◆ **The task**:
Repeat every line of the data exactly, but not the pictures.

◆ **Records from a collection of figures**:
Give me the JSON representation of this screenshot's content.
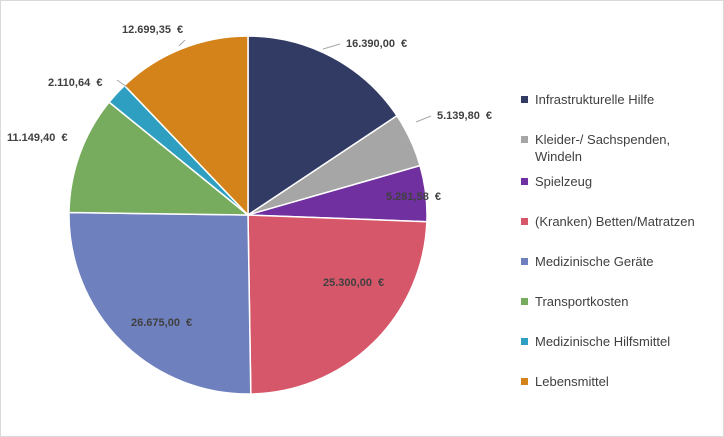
{
  "chart_data": {
    "type": "pie",
    "title": "",
    "slices": [
      {
        "name": "Infrastrukturelle Hilfe",
        "value": 16390.0,
        "label": "16.390,00  €",
        "color": "#323b64"
      },
      {
        "name": "Kleider-/ Sachspenden, Windeln",
        "value": 5139.8,
        "label": "5.139,80  €",
        "color": "#a6a6a6"
      },
      {
        "name": "Spielzeug",
        "value": 5281.58,
        "label": "5.281,58  €",
        "color": "#7030a0"
      },
      {
        "name": "(Kranken) Betten/Matratzen",
        "value": 25300.0,
        "label": "25.300,00  €",
        "color": "#d6576a"
      },
      {
        "name": "Medizinische Geräte",
        "value": 26675.0,
        "label": "26.675,00  €",
        "color": "#6e80be"
      },
      {
        "name": "Transportkosten",
        "value": 11149.4,
        "label": "11.149,40  €",
        "color": "#77ac5e"
      },
      {
        "name": "Medizinische Hilfsmittel",
        "value": 2110.64,
        "label": "2.110,64  €",
        "color": "#2e9fc1"
      },
      {
        "name": "Lebensmittel",
        "value": 12699.35,
        "label": "12.699,35  €",
        "color": "#d4821a"
      }
    ],
    "legend": {
      "position": "right",
      "items": [
        {
          "text": "Infrastrukturelle Hilfe",
          "color": "#323b64"
        },
        {
          "text": "Kleider-/ Sachspenden,",
          "text2": "Windeln",
          "color": "#a6a6a6"
        },
        {
          "text": "Spielzeug",
          "color": "#7030a0"
        },
        {
          "text": "(Kranken) Betten/Matratzen",
          "color": "#d6576a"
        },
        {
          "text": "Medizinische Geräte",
          "color": "#6e80be"
        },
        {
          "text": "Transportkosten",
          "color": "#77ac5e"
        },
        {
          "text": "Medizinische Hilfsmittel",
          "color": "#2e9fc1"
        },
        {
          "text": "Lebensmittel",
          "color": "#d4821a"
        }
      ]
    }
  }
}
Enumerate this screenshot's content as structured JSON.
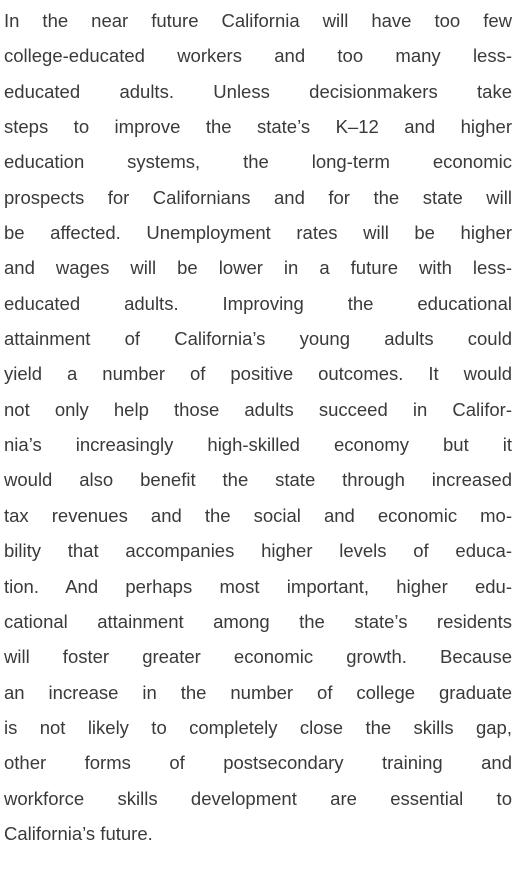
{
  "paragraph": {
    "lines": [
      "In the near future California will have too few",
      "college-educated workers and too many less-",
      "educated adults. Unless decisionmakers take",
      "steps to improve the state’s K–12 and higher",
      "education systems, the long-term economic",
      "prospects for Californians and for the state will",
      "be affected. Unemployment rates will be higher",
      "and wages will be lower in a future with less-",
      "educated adults. Improving the educational",
      "attainment of California’s young adults could",
      "yield a number of positive outcomes. It would",
      "not only help those adults succeed in Califor-",
      "nia’s increasingly high-skilled economy but it",
      "would also benefit the state through increased",
      "tax revenues and the social and economic mo-",
      "bility that accompanies higher levels of educa-",
      "tion. And perhaps most important, higher edu-",
      "cational attainment among the state’s residents",
      "will foster greater economic growth. Because",
      "an increase in the number of college graduate",
      "is not likely to completely close the skills gap,",
      "other forms of postsecondary training and",
      "workforce skills development are essential to",
      "California’s future."
    ]
  }
}
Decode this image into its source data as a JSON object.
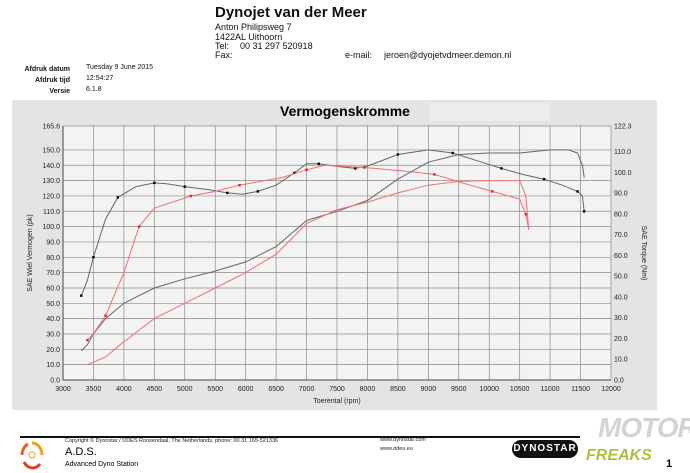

◆ **Solution for this exercise**:
Give me the JSON representation of this screenshot's content.
{
  "chart_data": {
    "type": "pie",
    "title": "",
    "slices": [
      {
        "name": "Infrastrukturelle Hilfe",
        "value": 16390.0,
        "label": "16.390,00  €",
        "color": "#323b64"
      },
      {
        "name": "Kleider-/ Sachspenden, Windeln",
        "value": 5139.8,
        "label": "5.139,80  €",
        "color": "#a6a6a6"
      },
      {
        "name": "Spielzeug",
        "value": 5281.58,
        "label": "5.281,58  €",
        "color": "#7030a0"
      },
      {
        "name": "(Kranken) Betten/Matratzen",
        "value": 25300.0,
        "label": "25.300,00  €",
        "color": "#d6576a"
      },
      {
        "name": "Medizinische Geräte",
        "value": 26675.0,
        "label": "26.675,00  €",
        "color": "#6e80be"
      },
      {
        "name": "Transportkosten",
        "value": 11149.4,
        "label": "11.149,40  €",
        "color": "#77ac5e"
      },
      {
        "name": "Medizinische Hilfsmittel",
        "value": 2110.64,
        "label": "2.110,64  €",
        "color": "#2e9fc1"
      },
      {
        "name": "Lebensmittel",
        "value": 12699.35,
        "label": "12.699,35  €",
        "color": "#d4821a"
      }
    ],
    "legend": {
      "position": "right",
      "items": [
        {
          "text": "Infrastrukturelle Hilfe",
          "color": "#323b64"
        },
        {
          "text": "Kleider-/ Sachspenden,",
          "text2": "Windeln",
          "color": "#a6a6a6"
        },
        {
          "text": "Spielzeug",
          "color": "#7030a0"
        },
        {
          "text": "(Kranken) Betten/Matratzen",
          "color": "#d6576a"
        },
        {
          "text": "Medizinische Geräte",
          "color": "#6e80be"
        },
        {
          "text": "Transportkosten",
          "color": "#77ac5e"
        },
        {
          "text": "Medizinische Hilfsmittel",
          "color": "#2e9fc1"
        },
        {
          "text": "Lebensmittel",
          "color": "#d4821a"
        }
      ]
    }
  }
}
Enumerate this screenshot's content as structured JSON.
{
  "paragraph": {
    "lines": [
      "In the near future California will have too few",
      "college-educated workers and too many less-",
      "educated adults. Unless decisionmakers take",
      "steps to improve the state’s K–12 and higher",
      "education systems, the long-term economic",
      "prospects for Californians and for the state will",
      "be affected. Unemployment rates will be higher",
      "and wages will be lower in a future with less-",
      "educated adults. Improving the educational",
      "attainment of California’s young adults could",
      "yield a number of positive outcomes. It would",
      "not only help those adults succeed in Califor-",
      "nia’s increasingly high-skilled economy but it",
      "would also benefit the state through increased",
      "tax revenues and the social and economic mo-",
      "bility that accompanies higher levels of educa-",
      "tion. And perhaps most important, higher edu-",
      "cational attainment among the state’s residents",
      "will foster greater economic growth. Because",
      "an increase in the number of college graduate",
      "is not likely to completely close the skills gap,",
      "other forms of postsecondary training and",
      "workforce skills development are essential to",
      "California’s future."
    ]
  }
}
Decode this image into its source data as a JSON object.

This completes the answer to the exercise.